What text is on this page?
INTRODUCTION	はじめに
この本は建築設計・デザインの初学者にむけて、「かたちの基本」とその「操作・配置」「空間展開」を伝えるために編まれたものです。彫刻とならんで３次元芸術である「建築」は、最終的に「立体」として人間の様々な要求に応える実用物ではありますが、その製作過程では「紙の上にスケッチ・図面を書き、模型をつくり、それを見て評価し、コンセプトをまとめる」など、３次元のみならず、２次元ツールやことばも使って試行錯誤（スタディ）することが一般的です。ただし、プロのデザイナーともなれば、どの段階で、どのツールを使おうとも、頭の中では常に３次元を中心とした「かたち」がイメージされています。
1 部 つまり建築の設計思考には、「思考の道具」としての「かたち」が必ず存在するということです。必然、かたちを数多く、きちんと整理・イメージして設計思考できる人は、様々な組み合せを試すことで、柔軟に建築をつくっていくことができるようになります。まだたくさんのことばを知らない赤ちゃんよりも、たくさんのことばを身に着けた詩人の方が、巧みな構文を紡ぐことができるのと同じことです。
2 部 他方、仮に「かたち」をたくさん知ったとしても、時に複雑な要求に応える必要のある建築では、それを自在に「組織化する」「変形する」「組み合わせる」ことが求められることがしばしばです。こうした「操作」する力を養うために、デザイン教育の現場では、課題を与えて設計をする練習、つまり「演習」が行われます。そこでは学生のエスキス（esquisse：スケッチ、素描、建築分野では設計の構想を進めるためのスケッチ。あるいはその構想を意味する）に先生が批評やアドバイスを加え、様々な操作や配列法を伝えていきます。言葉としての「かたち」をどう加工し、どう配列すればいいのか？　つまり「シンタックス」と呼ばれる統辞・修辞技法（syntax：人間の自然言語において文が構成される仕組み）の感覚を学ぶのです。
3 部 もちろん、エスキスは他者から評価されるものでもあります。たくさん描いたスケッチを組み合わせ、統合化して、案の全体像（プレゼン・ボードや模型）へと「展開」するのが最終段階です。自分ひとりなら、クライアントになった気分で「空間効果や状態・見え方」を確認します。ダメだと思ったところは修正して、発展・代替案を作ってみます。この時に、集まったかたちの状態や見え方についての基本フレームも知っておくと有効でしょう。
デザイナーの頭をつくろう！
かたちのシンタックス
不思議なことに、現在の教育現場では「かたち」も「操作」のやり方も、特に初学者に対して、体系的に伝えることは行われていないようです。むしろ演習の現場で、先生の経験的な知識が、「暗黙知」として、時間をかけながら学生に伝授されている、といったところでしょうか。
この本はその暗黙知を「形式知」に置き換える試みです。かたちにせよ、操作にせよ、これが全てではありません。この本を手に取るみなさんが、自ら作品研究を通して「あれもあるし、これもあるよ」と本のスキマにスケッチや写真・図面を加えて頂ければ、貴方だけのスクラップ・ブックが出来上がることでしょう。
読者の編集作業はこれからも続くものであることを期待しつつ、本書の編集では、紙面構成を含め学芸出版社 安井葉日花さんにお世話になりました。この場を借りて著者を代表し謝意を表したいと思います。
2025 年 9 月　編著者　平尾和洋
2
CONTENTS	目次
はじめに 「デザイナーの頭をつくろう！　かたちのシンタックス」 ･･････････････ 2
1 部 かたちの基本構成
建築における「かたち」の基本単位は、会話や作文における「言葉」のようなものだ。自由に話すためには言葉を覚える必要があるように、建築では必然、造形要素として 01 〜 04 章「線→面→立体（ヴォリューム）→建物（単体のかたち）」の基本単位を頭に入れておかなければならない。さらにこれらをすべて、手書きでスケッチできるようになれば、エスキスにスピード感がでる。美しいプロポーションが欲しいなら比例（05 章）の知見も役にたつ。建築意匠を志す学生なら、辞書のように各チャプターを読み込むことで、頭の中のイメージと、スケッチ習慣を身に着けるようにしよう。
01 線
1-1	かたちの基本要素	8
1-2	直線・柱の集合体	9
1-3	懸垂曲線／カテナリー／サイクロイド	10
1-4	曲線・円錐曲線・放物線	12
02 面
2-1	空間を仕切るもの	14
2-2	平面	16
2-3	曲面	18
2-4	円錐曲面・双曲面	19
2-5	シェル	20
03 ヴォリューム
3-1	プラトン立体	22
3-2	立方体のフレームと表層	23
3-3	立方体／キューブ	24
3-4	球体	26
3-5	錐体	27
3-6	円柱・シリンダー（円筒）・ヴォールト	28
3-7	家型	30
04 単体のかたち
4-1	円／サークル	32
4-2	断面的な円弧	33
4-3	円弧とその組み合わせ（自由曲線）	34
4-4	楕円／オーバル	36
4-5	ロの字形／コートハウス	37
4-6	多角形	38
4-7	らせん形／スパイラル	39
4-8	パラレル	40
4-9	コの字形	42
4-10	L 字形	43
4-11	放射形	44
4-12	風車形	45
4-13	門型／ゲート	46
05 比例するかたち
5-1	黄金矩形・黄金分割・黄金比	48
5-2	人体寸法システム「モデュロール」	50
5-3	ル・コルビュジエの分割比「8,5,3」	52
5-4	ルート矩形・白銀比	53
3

* * *

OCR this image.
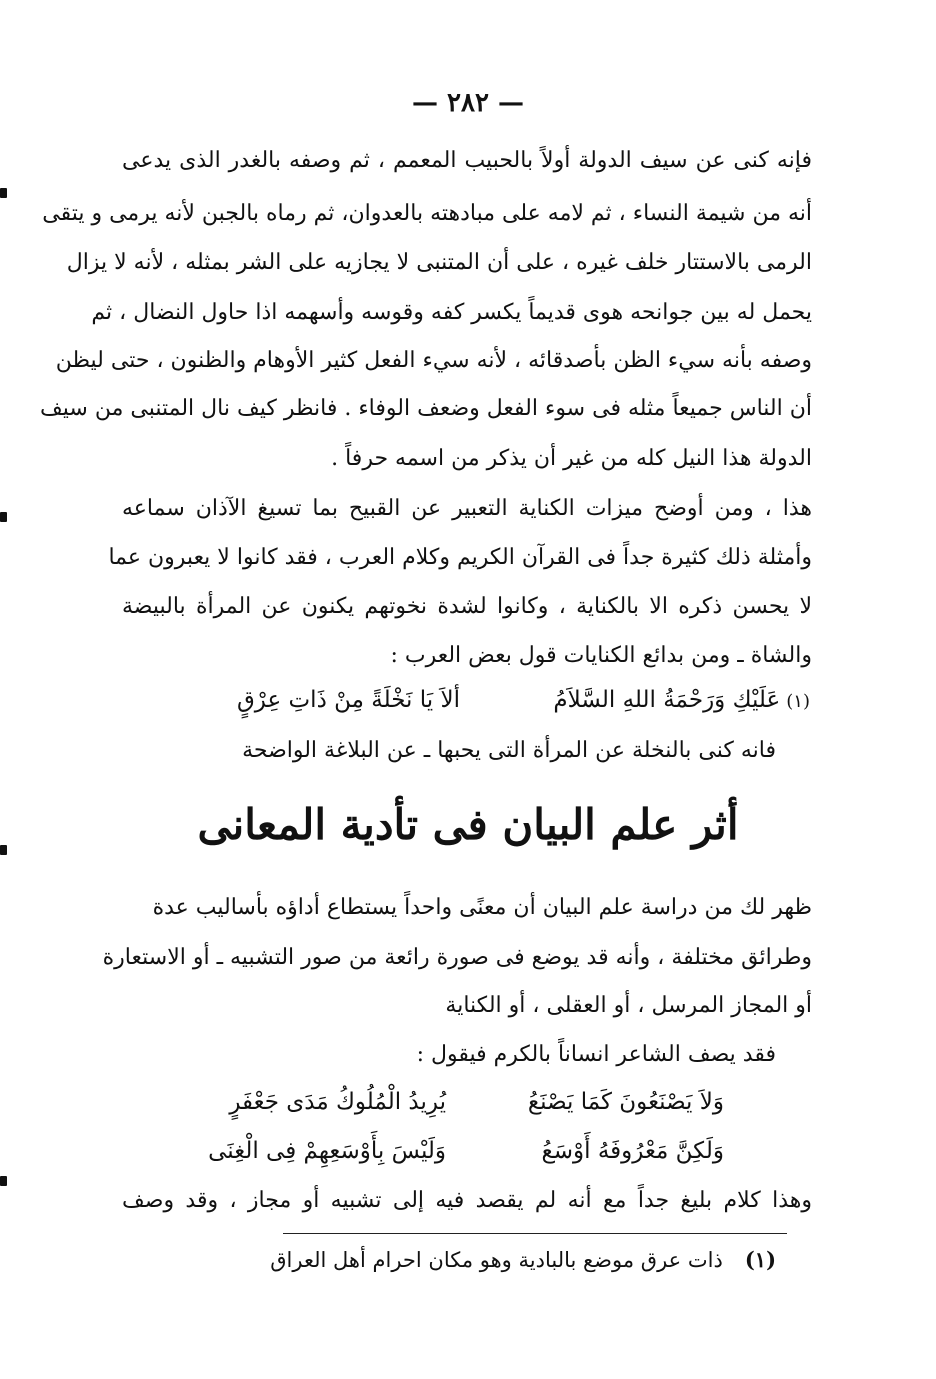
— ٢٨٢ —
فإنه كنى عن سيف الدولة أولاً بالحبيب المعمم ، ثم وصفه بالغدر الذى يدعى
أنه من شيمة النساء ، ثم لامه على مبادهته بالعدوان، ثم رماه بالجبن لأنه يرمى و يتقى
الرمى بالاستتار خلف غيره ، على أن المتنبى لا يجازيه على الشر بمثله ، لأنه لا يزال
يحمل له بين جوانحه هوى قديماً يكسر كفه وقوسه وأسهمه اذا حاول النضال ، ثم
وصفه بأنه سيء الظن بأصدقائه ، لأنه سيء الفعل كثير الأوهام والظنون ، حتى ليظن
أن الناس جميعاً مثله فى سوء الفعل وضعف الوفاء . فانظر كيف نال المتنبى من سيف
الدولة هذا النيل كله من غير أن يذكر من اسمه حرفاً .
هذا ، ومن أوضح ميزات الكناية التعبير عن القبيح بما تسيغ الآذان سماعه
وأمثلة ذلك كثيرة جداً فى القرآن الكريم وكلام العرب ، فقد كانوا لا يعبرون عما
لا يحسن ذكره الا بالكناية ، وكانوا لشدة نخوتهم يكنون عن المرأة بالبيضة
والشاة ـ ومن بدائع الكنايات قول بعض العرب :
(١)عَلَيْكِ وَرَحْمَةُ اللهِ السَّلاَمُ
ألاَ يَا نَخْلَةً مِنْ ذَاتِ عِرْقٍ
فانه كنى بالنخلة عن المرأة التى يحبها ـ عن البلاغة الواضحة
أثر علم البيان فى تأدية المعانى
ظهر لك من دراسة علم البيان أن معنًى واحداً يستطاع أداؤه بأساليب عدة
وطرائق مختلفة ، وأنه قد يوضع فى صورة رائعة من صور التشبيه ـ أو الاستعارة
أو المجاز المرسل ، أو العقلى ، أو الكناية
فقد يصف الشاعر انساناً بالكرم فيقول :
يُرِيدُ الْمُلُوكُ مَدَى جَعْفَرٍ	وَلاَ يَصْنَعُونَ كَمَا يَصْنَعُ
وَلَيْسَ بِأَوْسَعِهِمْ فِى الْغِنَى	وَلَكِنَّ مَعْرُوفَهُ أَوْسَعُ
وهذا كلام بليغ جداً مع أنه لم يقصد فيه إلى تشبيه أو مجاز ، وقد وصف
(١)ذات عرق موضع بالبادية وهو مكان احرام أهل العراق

Set task >> Look through the data above. Copy every line with the string "المرأة" in it.

Problem solution >>
لا يحسن ذكره الا بالكناية ، وكانوا لشدة نخوتهم يكنون عن المرأة بالبيضة
فانه كنى بالنخلة عن المرأة التى يحبها ـ عن البلاغة الواضحة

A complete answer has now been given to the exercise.